start Extracted records

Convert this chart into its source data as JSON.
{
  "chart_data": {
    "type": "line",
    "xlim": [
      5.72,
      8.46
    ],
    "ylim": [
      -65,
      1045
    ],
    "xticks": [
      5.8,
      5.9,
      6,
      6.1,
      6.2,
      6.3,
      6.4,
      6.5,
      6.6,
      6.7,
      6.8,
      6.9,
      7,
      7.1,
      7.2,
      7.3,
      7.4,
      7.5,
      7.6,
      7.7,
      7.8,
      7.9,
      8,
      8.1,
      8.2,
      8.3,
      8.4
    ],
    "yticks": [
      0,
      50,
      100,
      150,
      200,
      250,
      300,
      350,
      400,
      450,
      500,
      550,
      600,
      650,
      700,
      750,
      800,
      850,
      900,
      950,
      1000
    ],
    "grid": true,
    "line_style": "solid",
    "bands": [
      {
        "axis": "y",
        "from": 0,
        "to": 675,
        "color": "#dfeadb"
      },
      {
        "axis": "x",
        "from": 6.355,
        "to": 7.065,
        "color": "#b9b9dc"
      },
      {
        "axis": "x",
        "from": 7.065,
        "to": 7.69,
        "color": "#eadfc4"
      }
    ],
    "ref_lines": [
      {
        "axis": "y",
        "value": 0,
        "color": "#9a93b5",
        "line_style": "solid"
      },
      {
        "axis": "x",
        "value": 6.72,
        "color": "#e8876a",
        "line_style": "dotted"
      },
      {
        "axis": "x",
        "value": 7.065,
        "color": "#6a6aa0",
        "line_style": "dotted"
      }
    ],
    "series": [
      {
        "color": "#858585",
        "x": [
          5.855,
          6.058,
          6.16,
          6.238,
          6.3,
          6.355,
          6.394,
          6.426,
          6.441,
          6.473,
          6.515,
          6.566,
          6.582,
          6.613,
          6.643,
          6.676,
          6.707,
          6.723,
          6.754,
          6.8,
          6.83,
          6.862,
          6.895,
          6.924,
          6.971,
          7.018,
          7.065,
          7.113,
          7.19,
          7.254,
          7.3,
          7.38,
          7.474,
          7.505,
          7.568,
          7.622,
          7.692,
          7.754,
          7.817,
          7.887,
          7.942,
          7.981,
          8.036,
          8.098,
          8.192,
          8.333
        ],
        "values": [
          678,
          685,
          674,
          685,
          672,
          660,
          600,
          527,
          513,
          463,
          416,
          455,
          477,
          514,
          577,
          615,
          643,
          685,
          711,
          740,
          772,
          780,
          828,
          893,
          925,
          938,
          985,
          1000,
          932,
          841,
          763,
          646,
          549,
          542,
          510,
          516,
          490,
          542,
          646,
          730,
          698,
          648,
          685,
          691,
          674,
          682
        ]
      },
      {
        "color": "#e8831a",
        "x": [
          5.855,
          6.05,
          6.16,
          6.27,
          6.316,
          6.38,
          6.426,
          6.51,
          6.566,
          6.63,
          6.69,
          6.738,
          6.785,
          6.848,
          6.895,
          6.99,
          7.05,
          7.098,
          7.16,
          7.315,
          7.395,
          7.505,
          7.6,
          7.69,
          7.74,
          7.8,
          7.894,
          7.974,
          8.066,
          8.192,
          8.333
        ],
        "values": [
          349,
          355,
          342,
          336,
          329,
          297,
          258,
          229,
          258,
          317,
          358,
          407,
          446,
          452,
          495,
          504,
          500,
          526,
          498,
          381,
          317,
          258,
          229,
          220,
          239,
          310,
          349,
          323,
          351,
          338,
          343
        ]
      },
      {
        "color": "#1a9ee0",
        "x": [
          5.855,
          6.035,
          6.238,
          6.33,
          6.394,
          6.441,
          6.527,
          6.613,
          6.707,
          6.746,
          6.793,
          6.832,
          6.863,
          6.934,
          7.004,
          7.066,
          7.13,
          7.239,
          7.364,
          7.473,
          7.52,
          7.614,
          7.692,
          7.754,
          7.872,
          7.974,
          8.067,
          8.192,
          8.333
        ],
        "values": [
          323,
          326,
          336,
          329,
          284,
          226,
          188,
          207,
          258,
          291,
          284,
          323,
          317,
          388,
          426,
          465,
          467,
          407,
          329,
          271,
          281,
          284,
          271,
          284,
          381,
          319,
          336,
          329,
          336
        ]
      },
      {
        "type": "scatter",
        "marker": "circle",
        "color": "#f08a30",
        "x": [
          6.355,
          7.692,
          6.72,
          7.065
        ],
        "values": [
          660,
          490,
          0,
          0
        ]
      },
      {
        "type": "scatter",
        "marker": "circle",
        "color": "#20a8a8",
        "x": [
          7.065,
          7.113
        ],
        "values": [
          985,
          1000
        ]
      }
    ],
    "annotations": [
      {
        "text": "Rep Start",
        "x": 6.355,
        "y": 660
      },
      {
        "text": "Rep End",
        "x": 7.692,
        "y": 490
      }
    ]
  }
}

end Extracted records

**What is being asked**
Above are the records. Copy every line in them holding "color".

**Result of this task**
        "color": "#dfeadb"
        "color": "#b9b9dc"
        "color": "#eadfc4"
        "color": "#9a93b5",
        "color": "#e8876a",
        "color": "#6a6aa0",
        "color": "#858585",
        "color": "#e8831a",
        "color": "#1a9ee0",
        "color": "#f08a30",
        "color": "#20a8a8",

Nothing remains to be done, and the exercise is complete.